## SUPPLIED INFORMATION
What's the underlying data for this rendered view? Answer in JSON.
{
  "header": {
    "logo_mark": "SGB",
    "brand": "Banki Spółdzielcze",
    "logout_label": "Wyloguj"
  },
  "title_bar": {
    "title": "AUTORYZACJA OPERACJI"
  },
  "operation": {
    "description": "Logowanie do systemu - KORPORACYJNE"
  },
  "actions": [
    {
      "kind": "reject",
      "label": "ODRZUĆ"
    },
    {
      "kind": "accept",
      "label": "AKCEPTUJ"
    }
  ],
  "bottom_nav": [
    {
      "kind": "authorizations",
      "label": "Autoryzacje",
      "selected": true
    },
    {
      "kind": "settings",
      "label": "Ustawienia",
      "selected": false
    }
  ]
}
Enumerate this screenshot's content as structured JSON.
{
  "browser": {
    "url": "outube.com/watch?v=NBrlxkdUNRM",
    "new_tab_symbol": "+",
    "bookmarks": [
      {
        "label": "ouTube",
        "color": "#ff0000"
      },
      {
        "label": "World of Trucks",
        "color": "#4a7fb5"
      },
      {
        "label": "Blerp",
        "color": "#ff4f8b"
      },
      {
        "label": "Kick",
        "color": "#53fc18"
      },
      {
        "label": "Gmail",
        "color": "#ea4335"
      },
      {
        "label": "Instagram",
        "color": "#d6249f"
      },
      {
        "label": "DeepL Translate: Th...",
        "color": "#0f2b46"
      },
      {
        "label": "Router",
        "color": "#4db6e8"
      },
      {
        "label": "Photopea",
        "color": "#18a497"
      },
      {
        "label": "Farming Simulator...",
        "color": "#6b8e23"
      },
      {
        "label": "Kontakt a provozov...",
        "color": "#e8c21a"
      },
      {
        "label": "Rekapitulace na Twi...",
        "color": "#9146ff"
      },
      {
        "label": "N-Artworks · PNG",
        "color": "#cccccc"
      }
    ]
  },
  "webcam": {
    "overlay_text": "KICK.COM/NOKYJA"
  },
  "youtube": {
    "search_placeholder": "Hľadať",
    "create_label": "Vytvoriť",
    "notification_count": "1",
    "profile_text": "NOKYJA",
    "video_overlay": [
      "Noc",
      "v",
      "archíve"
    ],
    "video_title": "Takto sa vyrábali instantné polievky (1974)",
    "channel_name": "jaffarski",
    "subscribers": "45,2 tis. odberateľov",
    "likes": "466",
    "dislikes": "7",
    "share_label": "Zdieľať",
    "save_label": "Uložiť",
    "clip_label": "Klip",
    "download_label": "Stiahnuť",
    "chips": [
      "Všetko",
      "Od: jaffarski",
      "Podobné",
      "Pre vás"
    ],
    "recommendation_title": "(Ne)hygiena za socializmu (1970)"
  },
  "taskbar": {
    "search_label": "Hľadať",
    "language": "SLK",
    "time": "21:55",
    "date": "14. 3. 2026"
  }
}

## GOAL
Transcribe the material above word for word.

## FULL SOLUTION
What's the underlying data for this rendered view? Answer in JSON.
{
  "header": {
    "logo_mark": "SGB",
    "brand": "Banki Spółdzielcze",
    "logout_label": "Wyloguj"
  },
  "title_bar": {
    "title": "AUTORYZACJA OPERACJI"
  },
  "operation": {
    "description": "Logowanie do systemu - KORPORACYJNE"
  },
  "actions": [
    {
      "kind": "reject",
      "label": "ODRZUĆ"
    },
    {
      "kind": "accept",
      "label": "AKCEPTUJ"
    }
  ],
  "bottom_nav": [
    {
      "kind": "authorizations",
      "label": "Autoryzacje",
      "selected": true
    },
    {
      "kind": "settings",
      "label": "Ustawienia",
      "selected": false
    }
  ]
}
Enumerate this screenshot's content as structured JSON.
{
  "browser": {
    "url": "outube.com/watch?v=NBrlxkdUNRM",
    "new_tab_symbol": "+",
    "bookmarks": [
      {
        "label": "ouTube",
        "color": "#ff0000"
      },
      {
        "label": "World of Trucks",
        "color": "#4a7fb5"
      },
      {
        "label": "Blerp",
        "color": "#ff4f8b"
      },
      {
        "label": "Kick",
        "color": "#53fc18"
      },
      {
        "label": "Gmail",
        "color": "#ea4335"
      },
      {
        "label": "Instagram",
        "color": "#d6249f"
      },
      {
        "label": "DeepL Translate: Th...",
        "color": "#0f2b46"
      },
      {
        "label": "Router",
        "color": "#4db6e8"
      },
      {
        "label": "Photopea",
        "color": "#18a497"
      },
      {
        "label": "Farming Simulator...",
        "color": "#6b8e23"
      },
      {
        "label": "Kontakt a provozov...",
        "color": "#e8c21a"
      },
      {
        "label": "Rekapitulace na Twi...",
        "color": "#9146ff"
      },
      {
        "label": "N-Artworks · PNG",
        "color": "#cccccc"
      }
    ]
  },
  "webcam": {
    "overlay_text": "KICK.COM/NOKYJA"
  },
  "youtube": {
    "search_placeholder": "Hľadať",
    "create_label": "Vytvoriť",
    "notification_count": "1",
    "profile_text": "NOKYJA",
    "video_overlay": [
      "Noc",
      "v",
      "archíve"
    ],
    "video_title": "Takto sa vyrábali instantné polievky (1974)",
    "channel_name": "jaffarski",
    "subscribers": "45,2 tis. odberateľov",
    "likes": "466",
    "dislikes": "7",
    "share_label": "Zdieľať",
    "save_label": "Uložiť",
    "clip_label": "Klip",
    "download_label": "Stiahnuť",
    "chips": [
      "Všetko",
      "Od: jaffarski",
      "Podobné",
      "Pre vás"
    ],
    "recommendation_title": "(Ne)hygiena za socializmu (1970)"
  },
  "taskbar": {
    "search_label": "Hľadať",
    "language": "SLK",
    "time": "21:55",
    "date": "14. 3. 2026"
  }
}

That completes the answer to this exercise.